Return the count of lines that mention "projects", with no other words.

[Entries from a dataset]
>>>

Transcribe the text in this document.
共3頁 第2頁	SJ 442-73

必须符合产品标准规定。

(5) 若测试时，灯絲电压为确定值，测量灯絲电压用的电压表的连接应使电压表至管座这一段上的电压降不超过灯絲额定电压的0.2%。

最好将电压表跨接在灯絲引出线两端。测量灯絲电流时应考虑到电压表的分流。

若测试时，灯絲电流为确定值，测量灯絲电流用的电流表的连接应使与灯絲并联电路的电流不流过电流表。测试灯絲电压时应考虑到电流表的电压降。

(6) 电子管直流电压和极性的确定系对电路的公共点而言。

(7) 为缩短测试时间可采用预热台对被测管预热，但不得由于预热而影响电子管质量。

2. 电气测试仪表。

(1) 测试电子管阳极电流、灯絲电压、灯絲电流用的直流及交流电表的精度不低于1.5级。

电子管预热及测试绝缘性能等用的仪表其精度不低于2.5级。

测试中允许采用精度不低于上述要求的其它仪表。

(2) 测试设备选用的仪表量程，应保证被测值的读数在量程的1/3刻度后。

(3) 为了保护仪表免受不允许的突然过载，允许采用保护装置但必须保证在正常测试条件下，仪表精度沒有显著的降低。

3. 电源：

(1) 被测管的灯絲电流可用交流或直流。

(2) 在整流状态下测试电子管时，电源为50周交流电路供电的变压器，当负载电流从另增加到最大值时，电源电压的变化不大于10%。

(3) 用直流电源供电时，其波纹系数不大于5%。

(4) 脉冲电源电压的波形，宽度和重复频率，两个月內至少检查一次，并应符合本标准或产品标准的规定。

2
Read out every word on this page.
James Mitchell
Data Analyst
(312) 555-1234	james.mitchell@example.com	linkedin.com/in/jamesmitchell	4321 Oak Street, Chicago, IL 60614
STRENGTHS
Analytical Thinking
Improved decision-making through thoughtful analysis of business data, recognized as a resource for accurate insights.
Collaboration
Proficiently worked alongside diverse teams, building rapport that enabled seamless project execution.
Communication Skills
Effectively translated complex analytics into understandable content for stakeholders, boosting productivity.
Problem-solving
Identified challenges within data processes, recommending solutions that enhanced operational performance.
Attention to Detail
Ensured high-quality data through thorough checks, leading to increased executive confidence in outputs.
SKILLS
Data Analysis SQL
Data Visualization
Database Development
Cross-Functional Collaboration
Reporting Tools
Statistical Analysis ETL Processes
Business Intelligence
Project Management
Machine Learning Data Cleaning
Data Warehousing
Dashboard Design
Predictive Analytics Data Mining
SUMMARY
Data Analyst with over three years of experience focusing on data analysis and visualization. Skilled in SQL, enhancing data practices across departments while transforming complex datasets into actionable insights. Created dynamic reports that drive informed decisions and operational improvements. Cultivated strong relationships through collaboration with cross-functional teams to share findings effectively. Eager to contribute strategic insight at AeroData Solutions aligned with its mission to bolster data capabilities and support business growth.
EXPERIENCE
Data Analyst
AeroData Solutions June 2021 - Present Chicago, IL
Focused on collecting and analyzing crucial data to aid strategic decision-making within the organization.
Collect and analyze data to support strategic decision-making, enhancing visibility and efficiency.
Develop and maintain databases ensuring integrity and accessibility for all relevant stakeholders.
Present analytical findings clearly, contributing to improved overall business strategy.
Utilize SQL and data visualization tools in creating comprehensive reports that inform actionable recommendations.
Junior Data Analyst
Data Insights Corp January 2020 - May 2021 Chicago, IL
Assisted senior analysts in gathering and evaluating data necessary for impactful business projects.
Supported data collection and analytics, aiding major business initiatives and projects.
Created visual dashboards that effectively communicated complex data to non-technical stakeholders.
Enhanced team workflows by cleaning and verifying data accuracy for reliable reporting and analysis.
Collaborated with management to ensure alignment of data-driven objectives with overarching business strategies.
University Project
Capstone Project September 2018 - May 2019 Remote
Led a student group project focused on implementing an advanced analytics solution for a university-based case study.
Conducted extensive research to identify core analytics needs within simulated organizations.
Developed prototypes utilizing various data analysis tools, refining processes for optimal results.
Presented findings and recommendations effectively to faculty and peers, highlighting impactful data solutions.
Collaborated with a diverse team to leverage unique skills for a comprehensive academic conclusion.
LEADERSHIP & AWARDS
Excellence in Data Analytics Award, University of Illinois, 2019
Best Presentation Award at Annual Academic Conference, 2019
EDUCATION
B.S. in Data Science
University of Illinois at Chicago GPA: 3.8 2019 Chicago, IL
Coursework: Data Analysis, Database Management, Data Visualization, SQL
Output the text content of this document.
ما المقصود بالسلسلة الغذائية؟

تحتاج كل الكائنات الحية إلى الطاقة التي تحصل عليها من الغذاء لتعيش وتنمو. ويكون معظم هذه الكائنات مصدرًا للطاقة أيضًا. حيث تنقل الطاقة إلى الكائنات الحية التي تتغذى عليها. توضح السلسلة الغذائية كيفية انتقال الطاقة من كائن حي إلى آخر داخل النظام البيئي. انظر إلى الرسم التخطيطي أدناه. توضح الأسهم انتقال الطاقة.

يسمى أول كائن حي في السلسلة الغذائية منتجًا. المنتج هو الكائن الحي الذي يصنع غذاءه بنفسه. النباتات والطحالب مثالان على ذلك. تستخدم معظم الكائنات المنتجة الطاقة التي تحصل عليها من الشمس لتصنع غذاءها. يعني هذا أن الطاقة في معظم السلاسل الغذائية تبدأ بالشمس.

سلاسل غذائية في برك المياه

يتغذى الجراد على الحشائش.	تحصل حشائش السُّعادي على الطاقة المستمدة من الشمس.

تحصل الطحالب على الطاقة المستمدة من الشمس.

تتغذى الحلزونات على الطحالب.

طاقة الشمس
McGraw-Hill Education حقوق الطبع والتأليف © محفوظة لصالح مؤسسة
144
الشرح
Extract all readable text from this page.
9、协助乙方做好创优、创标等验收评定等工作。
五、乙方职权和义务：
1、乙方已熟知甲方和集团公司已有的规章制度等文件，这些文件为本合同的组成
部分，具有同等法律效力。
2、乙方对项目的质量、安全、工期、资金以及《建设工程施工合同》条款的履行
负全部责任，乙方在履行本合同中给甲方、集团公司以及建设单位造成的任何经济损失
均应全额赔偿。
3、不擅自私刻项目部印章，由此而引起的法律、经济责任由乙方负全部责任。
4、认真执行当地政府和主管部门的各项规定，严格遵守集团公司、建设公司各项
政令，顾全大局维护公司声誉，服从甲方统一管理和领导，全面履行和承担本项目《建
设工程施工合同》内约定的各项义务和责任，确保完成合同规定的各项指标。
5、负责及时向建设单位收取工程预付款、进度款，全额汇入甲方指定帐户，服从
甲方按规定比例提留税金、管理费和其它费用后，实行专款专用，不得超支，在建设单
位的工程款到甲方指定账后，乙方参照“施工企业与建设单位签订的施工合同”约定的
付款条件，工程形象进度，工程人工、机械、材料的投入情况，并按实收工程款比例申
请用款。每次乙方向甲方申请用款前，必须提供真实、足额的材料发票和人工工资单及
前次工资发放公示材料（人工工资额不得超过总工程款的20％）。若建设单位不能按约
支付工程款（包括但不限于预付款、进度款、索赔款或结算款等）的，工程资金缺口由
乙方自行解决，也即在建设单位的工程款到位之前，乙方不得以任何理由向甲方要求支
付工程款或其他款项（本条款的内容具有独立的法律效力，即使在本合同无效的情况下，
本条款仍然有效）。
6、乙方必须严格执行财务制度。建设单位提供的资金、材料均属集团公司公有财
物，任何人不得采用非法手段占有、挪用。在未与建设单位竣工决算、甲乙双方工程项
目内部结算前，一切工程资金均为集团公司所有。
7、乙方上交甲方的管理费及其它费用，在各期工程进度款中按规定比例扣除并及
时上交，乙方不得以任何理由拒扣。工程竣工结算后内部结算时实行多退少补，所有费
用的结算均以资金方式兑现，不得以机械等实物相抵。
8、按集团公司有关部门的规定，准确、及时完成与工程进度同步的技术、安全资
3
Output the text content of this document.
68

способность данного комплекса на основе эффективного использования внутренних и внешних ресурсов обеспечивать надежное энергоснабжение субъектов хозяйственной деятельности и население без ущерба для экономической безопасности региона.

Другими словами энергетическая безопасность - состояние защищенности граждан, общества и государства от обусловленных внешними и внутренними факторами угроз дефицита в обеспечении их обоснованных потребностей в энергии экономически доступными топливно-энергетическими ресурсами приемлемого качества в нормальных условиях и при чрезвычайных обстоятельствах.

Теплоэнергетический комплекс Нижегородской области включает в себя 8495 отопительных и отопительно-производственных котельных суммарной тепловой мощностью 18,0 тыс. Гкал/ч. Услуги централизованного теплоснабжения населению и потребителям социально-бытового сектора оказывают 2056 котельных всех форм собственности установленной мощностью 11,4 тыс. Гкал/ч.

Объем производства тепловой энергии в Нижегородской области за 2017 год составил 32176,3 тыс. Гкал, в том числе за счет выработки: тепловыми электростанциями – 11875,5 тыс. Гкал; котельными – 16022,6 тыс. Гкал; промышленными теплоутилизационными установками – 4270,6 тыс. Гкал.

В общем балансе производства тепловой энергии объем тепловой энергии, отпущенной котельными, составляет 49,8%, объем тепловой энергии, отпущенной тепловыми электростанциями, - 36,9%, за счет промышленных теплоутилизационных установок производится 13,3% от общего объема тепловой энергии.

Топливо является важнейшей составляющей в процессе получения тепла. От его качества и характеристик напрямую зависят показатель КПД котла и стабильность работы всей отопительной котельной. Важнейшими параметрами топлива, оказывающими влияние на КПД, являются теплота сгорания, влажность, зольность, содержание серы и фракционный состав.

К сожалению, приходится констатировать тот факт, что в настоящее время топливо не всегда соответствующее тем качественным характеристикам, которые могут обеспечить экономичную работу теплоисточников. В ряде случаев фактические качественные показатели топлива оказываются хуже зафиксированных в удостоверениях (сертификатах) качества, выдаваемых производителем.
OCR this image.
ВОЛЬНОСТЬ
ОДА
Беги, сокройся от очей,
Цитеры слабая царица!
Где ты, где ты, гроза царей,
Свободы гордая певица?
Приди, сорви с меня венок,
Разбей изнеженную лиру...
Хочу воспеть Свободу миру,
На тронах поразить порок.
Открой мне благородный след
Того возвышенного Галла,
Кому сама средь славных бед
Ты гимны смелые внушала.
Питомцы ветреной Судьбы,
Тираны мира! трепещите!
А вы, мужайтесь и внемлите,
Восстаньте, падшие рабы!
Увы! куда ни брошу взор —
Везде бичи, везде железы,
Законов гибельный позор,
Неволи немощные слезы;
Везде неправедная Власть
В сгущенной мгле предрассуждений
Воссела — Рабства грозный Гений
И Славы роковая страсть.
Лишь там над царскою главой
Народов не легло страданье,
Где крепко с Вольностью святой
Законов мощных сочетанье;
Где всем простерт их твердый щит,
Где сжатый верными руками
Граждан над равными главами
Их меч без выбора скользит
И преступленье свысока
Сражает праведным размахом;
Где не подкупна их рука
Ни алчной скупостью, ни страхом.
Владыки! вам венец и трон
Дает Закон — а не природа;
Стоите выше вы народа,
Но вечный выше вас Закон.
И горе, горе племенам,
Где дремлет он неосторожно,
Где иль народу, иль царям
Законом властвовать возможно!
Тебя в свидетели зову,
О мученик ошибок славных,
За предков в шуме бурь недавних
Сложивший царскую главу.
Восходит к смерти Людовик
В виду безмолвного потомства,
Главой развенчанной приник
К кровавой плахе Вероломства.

<<<

* **TASK SOLUTION**:
2